(Extracted data entries)
|---|
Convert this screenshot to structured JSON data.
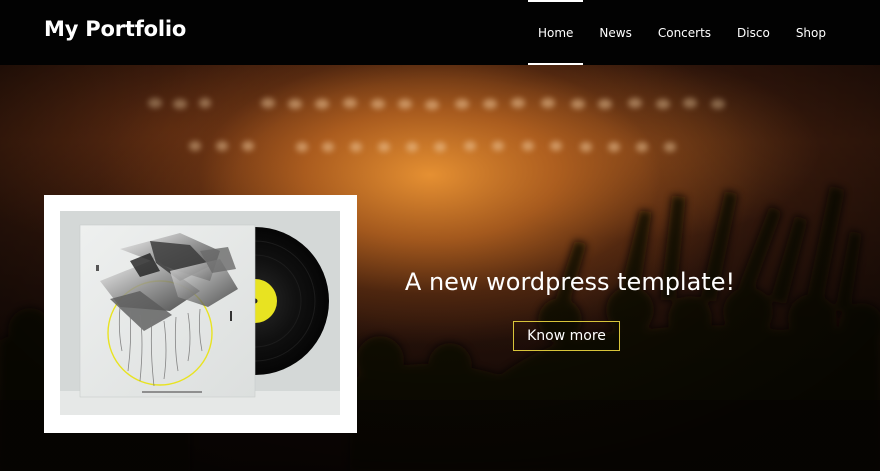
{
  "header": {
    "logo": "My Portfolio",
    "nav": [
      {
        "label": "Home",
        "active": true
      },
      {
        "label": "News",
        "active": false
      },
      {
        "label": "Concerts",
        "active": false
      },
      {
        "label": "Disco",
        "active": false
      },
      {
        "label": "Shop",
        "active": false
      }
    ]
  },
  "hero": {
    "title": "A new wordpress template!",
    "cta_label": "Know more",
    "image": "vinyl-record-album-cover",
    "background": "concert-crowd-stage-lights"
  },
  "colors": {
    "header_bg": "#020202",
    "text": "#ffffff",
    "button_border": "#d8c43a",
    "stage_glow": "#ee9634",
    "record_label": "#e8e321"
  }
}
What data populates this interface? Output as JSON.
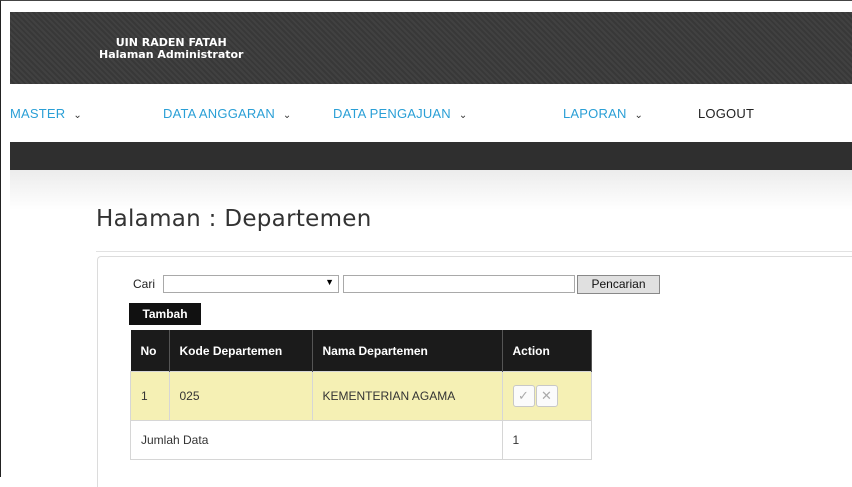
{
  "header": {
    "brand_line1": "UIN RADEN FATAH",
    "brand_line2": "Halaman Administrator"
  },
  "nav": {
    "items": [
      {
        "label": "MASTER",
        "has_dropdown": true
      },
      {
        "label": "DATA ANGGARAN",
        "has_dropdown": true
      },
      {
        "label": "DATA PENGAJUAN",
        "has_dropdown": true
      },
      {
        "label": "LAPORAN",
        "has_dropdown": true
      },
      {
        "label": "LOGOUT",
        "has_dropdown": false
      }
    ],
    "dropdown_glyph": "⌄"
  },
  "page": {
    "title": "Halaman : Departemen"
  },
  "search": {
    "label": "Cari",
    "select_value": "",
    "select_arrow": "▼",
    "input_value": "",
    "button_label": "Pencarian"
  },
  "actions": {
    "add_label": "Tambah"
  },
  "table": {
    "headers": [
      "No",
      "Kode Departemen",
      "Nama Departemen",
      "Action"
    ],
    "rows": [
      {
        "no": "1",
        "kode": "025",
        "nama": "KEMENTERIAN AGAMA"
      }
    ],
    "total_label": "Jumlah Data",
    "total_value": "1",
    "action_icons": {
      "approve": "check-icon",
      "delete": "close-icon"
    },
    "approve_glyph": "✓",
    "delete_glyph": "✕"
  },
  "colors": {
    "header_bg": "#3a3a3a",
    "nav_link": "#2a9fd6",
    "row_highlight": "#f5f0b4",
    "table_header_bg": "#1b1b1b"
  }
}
|---|
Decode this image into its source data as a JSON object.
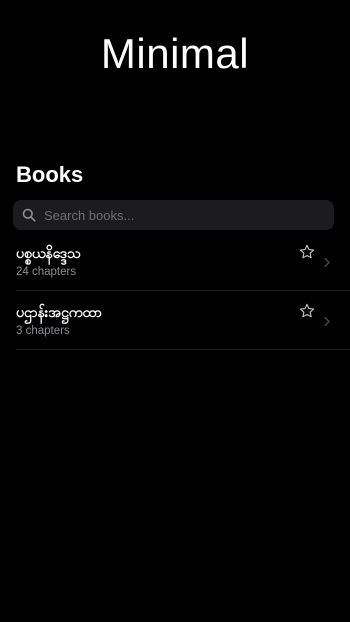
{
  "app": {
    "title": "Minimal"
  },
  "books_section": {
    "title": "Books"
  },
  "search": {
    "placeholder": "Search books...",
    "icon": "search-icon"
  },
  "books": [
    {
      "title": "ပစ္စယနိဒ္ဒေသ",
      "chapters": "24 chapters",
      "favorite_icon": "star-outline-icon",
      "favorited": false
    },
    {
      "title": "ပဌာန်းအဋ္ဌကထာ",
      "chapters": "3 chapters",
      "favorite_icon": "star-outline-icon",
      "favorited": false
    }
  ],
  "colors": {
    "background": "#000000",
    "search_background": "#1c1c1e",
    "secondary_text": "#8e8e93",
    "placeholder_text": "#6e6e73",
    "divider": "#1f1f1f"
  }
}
|---|
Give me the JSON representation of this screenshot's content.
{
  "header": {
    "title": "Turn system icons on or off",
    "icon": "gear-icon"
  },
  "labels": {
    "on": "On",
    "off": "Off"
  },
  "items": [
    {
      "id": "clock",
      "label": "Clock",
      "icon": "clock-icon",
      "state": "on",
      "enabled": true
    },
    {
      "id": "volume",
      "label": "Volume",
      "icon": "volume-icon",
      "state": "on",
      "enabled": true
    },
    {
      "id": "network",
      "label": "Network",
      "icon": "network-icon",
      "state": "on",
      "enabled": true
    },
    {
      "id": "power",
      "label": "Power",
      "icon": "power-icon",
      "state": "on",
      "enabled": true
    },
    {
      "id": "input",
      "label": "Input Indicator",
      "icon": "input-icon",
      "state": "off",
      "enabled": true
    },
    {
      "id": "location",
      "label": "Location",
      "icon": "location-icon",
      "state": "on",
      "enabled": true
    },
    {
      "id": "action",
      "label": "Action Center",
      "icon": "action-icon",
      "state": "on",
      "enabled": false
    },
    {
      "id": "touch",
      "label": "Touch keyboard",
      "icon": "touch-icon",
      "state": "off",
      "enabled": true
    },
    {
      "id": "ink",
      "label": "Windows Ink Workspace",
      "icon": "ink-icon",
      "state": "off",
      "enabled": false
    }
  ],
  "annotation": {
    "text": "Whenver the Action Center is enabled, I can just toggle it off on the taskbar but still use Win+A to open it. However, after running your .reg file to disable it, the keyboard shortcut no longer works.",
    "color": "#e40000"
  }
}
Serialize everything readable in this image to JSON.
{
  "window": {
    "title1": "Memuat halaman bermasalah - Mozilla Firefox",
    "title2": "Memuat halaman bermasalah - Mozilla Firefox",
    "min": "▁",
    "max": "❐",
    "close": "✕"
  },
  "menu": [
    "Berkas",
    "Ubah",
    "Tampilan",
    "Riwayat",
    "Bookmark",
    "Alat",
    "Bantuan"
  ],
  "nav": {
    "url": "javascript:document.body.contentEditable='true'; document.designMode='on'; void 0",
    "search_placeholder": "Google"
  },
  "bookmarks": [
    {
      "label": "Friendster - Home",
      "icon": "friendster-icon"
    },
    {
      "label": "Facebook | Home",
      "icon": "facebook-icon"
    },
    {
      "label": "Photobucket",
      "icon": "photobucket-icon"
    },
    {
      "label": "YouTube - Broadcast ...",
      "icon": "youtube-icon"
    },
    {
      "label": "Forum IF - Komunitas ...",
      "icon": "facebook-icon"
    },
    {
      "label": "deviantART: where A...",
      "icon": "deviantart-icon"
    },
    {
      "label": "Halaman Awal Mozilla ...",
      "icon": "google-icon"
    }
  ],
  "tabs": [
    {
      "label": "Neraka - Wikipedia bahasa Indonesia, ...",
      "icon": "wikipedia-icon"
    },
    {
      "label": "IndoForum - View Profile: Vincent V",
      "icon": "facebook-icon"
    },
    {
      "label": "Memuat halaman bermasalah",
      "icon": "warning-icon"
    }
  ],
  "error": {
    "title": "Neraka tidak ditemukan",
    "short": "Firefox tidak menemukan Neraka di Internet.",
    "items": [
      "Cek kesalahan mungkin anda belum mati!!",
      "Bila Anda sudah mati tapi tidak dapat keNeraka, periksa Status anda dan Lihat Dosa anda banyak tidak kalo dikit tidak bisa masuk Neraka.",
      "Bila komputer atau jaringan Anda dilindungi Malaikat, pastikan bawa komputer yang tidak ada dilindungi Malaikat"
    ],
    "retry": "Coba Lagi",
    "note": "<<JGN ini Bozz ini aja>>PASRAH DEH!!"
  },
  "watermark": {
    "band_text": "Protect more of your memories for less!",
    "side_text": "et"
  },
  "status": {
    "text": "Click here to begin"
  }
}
|---|
TO BE DONE ▸ Copy all lines in the listing above where the string "JSON" appears.

RIGHT ANSWER ▸
Convert this screenshot to structured JSON data.
What data populates this interface? Output as JSON.
Decode this image into its source data as a JSON object.
Give me the JSON representation of this screenshot's content.
Serialize everything readable in this image to JSON.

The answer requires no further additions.